-- Start of Data records --
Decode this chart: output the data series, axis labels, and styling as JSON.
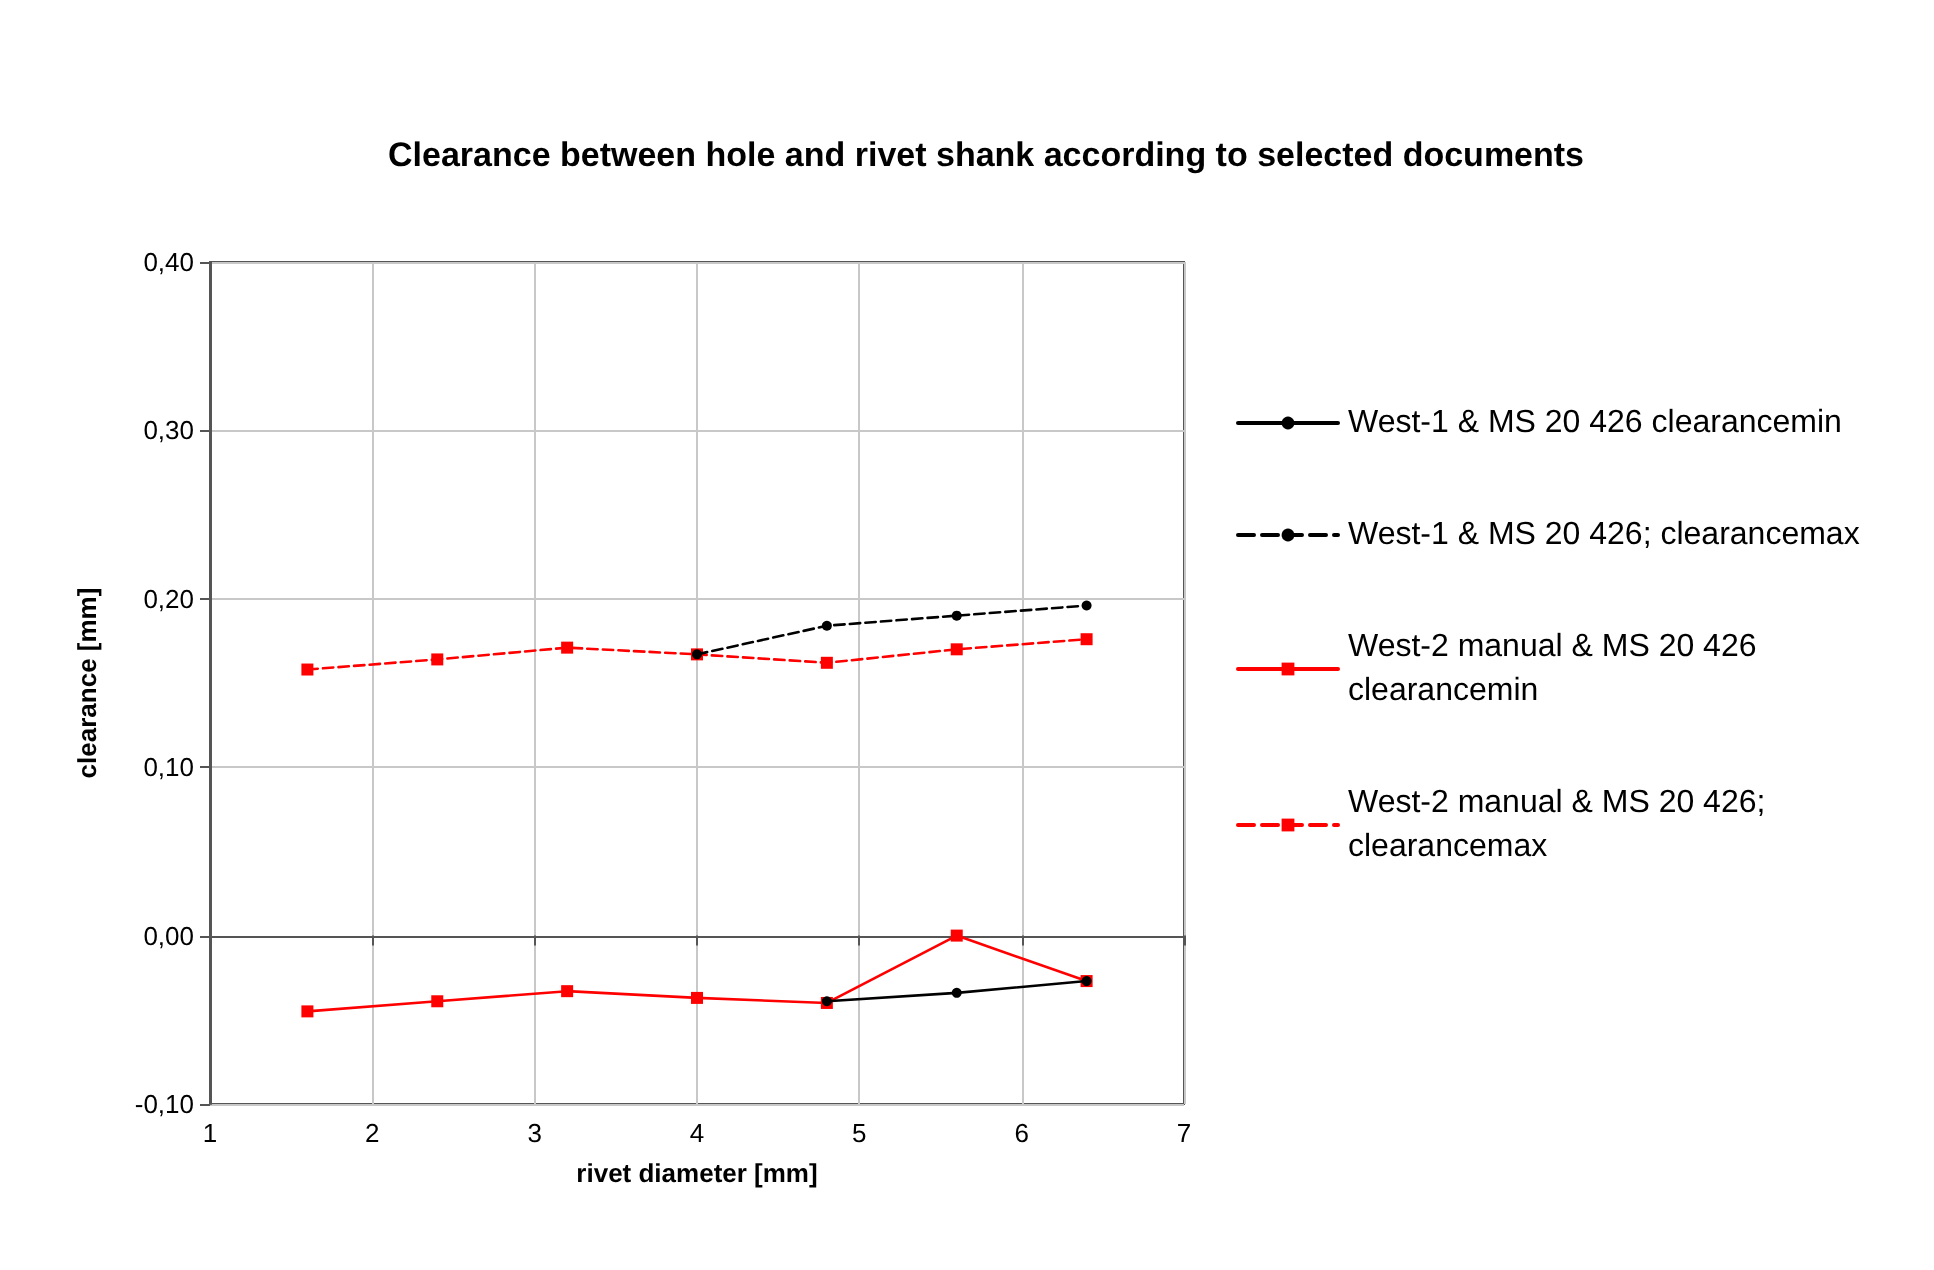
{
  "chart_data": {
    "type": "line",
    "title": "Clearance between hole and rivet shank according to selected documents",
    "xlabel": "rivet diameter [mm]",
    "ylabel": "clearance [mm]",
    "x": [
      1.6,
      2.4,
      3.2,
      4.0,
      4.8,
      5.6,
      6.4
    ],
    "series": [
      {
        "name": "West-1 & MS 20 426 clearancemin",
        "color": "#000000",
        "marker": "circle",
        "line_style": "solid",
        "values": [
          null,
          null,
          null,
          null,
          -0.039,
          -0.034,
          -0.027
        ]
      },
      {
        "name": "West-1 & MS 20 426; clearancemax",
        "color": "#000000",
        "marker": "circle",
        "line_style": "dashed",
        "values": [
          null,
          null,
          null,
          0.167,
          0.184,
          0.19,
          0.196
        ]
      },
      {
        "name": "West-2 manual & MS 20 426 clearancemin",
        "color": "#ff0000",
        "marker": "square",
        "line_style": "solid",
        "values": [
          -0.045,
          -0.039,
          -0.033,
          -0.037,
          -0.04,
          0.0,
          -0.027
        ]
      },
      {
        "name": "West-2 manual & MS 20 426; clearancemax",
        "color": "#ff0000",
        "marker": "square",
        "line_style": "dashed",
        "values": [
          0.158,
          0.164,
          0.171,
          0.167,
          0.162,
          0.17,
          0.176
        ]
      }
    ],
    "xlim": [
      1,
      7
    ],
    "xticks": [
      1,
      2,
      3,
      4,
      5,
      6,
      7
    ],
    "ylim": [
      -0.1,
      0.4
    ],
    "yticks": [
      {
        "value": -0.1,
        "label": "-0,10"
      },
      {
        "value": 0,
        "label": "0,00"
      },
      {
        "value": 0.1,
        "label": "0,10"
      },
      {
        "value": 0.2,
        "label": "0,20"
      },
      {
        "value": 0.3,
        "label": "0,30"
      },
      {
        "value": 0.4,
        "label": "0,40"
      }
    ],
    "grid": true,
    "legend": "right"
  }
}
-- End of Data records --
Goal
Without the pictures, extract every entry verbatim.

Final result
Decode this chart: output the data series, axis labels, and styling as JSON.
{
  "chart_data": {
    "type": "line",
    "title": "Clearance between hole and rivet shank according to selected documents",
    "xlabel": "rivet diameter [mm]",
    "ylabel": "clearance [mm]",
    "x": [
      1.6,
      2.4,
      3.2,
      4.0,
      4.8,
      5.6,
      6.4
    ],
    "series": [
      {
        "name": "West-1 & MS 20 426 clearancemin",
        "color": "#000000",
        "marker": "circle",
        "line_style": "solid",
        "values": [
          null,
          null,
          null,
          null,
          -0.039,
          -0.034,
          -0.027
        ]
      },
      {
        "name": "West-1 & MS 20 426; clearancemax",
        "color": "#000000",
        "marker": "circle",
        "line_style": "dashed",
        "values": [
          null,
          null,
          null,
          0.167,
          0.184,
          0.19,
          0.196
        ]
      },
      {
        "name": "West-2 manual & MS 20 426 clearancemin",
        "color": "#ff0000",
        "marker": "square",
        "line_style": "solid",
        "values": [
          -0.045,
          -0.039,
          -0.033,
          -0.037,
          -0.04,
          0.0,
          -0.027
        ]
      },
      {
        "name": "West-2 manual & MS 20 426; clearancemax",
        "color": "#ff0000",
        "marker": "square",
        "line_style": "dashed",
        "values": [
          0.158,
          0.164,
          0.171,
          0.167,
          0.162,
          0.17,
          0.176
        ]
      }
    ],
    "xlim": [
      1,
      7
    ],
    "xticks": [
      1,
      2,
      3,
      4,
      5,
      6,
      7
    ],
    "ylim": [
      -0.1,
      0.4
    ],
    "yticks": [
      {
        "value": -0.1,
        "label": "-0,10"
      },
      {
        "value": 0,
        "label": "0,00"
      },
      {
        "value": 0.1,
        "label": "0,10"
      },
      {
        "value": 0.2,
        "label": "0,20"
      },
      {
        "value": 0.3,
        "label": "0,30"
      },
      {
        "value": 0.4,
        "label": "0,40"
      }
    ],
    "grid": true,
    "legend": "right"
  }
}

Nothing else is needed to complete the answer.